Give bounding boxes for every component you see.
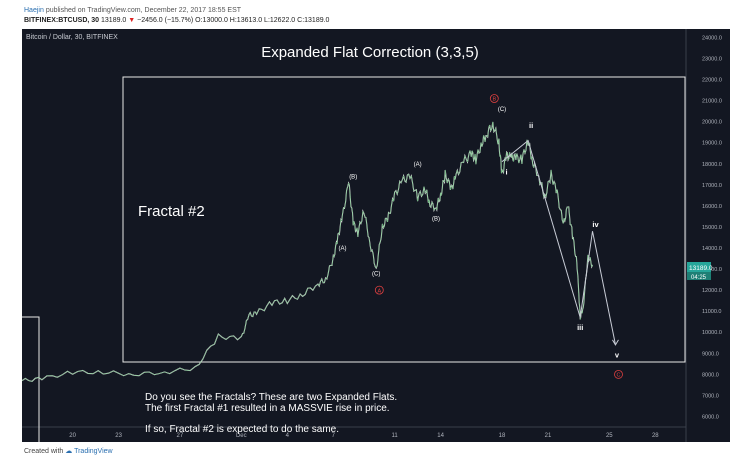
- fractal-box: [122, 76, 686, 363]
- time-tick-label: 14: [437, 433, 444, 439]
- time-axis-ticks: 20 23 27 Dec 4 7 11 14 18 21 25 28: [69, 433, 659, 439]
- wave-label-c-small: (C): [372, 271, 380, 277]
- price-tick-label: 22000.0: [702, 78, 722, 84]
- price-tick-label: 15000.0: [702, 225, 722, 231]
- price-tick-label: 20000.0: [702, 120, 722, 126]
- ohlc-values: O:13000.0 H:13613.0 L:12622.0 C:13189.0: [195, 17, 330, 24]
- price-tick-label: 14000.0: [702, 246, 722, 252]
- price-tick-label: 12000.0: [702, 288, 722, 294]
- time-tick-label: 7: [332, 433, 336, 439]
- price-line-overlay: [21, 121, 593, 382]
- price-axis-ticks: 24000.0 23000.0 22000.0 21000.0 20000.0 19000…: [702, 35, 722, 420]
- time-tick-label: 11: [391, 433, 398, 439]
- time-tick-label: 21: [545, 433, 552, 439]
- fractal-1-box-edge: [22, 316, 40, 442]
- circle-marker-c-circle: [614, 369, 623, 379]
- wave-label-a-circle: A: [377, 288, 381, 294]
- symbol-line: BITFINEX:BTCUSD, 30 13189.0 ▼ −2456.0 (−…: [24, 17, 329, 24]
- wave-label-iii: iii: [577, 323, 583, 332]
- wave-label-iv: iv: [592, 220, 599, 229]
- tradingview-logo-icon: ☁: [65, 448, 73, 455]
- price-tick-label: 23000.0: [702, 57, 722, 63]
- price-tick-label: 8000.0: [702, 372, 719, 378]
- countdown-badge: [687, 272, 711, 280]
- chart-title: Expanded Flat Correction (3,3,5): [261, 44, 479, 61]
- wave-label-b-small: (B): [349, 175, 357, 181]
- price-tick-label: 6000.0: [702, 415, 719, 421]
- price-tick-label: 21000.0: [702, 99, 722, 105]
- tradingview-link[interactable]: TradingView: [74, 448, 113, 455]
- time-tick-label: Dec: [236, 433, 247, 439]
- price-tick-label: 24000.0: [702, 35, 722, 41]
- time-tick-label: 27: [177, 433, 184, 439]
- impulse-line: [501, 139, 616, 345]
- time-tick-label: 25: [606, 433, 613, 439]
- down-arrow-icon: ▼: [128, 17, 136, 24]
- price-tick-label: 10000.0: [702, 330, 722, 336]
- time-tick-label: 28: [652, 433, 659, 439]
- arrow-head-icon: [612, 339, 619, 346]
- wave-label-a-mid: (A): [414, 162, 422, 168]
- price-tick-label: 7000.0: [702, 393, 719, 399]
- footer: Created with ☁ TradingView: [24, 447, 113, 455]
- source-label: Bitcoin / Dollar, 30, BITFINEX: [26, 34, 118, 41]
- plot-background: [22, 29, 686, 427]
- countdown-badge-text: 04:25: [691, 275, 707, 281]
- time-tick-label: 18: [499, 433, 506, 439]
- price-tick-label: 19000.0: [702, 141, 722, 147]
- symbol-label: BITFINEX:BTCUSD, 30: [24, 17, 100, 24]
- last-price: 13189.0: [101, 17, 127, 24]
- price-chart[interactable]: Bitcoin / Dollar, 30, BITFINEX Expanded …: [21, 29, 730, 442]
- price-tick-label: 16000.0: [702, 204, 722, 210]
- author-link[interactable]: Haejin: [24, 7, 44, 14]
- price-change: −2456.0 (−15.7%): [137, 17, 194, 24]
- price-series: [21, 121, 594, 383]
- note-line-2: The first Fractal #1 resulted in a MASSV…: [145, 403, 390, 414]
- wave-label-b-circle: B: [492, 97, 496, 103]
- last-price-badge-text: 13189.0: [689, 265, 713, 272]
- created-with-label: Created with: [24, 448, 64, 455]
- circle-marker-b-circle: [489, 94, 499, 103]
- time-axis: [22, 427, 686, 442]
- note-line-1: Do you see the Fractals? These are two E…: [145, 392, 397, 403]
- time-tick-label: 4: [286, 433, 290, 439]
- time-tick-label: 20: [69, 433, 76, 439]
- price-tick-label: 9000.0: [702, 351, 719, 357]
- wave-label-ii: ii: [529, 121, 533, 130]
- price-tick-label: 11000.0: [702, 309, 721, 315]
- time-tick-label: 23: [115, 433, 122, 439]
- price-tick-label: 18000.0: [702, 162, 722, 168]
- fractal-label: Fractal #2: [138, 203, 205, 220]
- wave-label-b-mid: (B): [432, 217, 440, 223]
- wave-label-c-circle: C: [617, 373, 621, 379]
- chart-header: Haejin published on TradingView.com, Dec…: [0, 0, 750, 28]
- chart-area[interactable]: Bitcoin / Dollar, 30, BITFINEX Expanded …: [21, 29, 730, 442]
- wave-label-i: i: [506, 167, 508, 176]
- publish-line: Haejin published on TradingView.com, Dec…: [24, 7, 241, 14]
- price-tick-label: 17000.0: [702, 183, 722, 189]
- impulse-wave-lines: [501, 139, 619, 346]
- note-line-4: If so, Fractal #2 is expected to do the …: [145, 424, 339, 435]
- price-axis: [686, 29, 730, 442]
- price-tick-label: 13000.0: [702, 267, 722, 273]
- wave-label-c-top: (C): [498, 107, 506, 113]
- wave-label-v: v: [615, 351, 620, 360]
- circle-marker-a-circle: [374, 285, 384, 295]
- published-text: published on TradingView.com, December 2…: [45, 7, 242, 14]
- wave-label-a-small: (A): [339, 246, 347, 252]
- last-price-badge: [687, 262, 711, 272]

· · · · · · ·

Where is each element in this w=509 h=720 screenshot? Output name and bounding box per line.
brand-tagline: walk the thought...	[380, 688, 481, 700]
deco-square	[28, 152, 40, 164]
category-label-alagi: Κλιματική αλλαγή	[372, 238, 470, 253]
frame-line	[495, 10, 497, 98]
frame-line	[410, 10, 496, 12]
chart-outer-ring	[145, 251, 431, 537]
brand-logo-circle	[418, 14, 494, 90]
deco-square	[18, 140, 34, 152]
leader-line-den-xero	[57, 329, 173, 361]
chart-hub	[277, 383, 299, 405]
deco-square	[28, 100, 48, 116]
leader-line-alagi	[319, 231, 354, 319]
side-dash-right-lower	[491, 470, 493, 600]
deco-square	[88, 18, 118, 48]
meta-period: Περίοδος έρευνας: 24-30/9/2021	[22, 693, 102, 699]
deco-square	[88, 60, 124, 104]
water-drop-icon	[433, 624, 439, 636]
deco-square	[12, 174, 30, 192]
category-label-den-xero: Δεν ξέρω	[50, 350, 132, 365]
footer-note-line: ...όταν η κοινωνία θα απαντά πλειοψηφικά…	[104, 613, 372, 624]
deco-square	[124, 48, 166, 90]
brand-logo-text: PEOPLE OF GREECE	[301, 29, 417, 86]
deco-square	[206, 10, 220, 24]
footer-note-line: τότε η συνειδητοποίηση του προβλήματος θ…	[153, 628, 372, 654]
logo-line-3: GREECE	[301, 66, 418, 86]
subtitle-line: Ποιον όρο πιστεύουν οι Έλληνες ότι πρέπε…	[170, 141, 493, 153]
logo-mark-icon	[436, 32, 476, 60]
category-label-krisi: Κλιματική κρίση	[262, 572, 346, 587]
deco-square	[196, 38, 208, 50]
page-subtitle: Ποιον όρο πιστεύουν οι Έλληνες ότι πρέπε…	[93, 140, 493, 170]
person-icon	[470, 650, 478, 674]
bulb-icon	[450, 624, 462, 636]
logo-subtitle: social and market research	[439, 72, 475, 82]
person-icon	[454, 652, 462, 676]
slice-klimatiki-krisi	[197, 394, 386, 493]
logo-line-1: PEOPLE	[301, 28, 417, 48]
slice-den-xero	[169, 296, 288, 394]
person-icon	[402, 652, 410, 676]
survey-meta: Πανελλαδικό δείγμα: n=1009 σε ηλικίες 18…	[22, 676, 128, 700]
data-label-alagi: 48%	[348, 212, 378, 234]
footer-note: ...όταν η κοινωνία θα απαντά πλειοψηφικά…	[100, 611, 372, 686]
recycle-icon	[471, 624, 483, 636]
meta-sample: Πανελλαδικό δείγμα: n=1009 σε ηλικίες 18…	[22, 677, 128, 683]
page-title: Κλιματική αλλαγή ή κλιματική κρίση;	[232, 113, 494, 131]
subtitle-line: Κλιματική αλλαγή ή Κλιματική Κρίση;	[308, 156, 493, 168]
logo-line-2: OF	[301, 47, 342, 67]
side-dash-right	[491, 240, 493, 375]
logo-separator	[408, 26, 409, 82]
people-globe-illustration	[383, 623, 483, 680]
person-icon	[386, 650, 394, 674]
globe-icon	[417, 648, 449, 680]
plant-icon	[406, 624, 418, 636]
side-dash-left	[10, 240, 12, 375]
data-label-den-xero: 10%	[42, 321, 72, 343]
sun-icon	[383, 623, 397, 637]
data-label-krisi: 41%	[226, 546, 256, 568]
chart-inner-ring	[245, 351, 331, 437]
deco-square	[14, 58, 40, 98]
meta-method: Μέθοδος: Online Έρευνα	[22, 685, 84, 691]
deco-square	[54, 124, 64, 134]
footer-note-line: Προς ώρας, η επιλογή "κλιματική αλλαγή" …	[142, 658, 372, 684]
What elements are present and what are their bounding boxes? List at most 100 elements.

· · · · · · ·

▶ **TASK DIRECTIONS**: Turn the material from the line with "- fractal-box: [122, 76, 686, 363]" through the line with "- time-tick-label: 7: [332, 433, 336, 439]" into a Markdown table with two columns, Row and Line. Number each line and skip any blank lines.

▶ **SOLUTION BELOW**:
| Row | Line |
|---|---|
| 1 | - fractal-box: [122, 76, 686, 363] |
| 2 | - time-tick-label: 14: [437, 433, 444, 439] |
| 3 | - time-axis-ticks: 20 23 27 Dec 4 7 11 14 18 21 25 28: [69, 433, 659, 439] |
| 4 | - wave-label-c-small: (C): [372, 271, 380, 277] |
| 5 | - price-tick-label: 22000.0: [702, 78, 722, 84] |
| 6 | - price-tick-label: 15000.0: [702, 225, 722, 231] |
| 7 | - price-tick-label: 20000.0: [702, 120, 722, 126] |
| 8 | - ohlc-values: O:13000.0 H:13613.0 L:12622.0 C:13189.0: [195, 17, 330, 24] |
| 9 | - price-tick-label: 14000.0: [702, 246, 722, 252] |
| 10 | - price-tick-label: 12000.0: [702, 288, 722, 294] |
| 11 | - time-tick-label: 7: [332, 433, 336, 439] |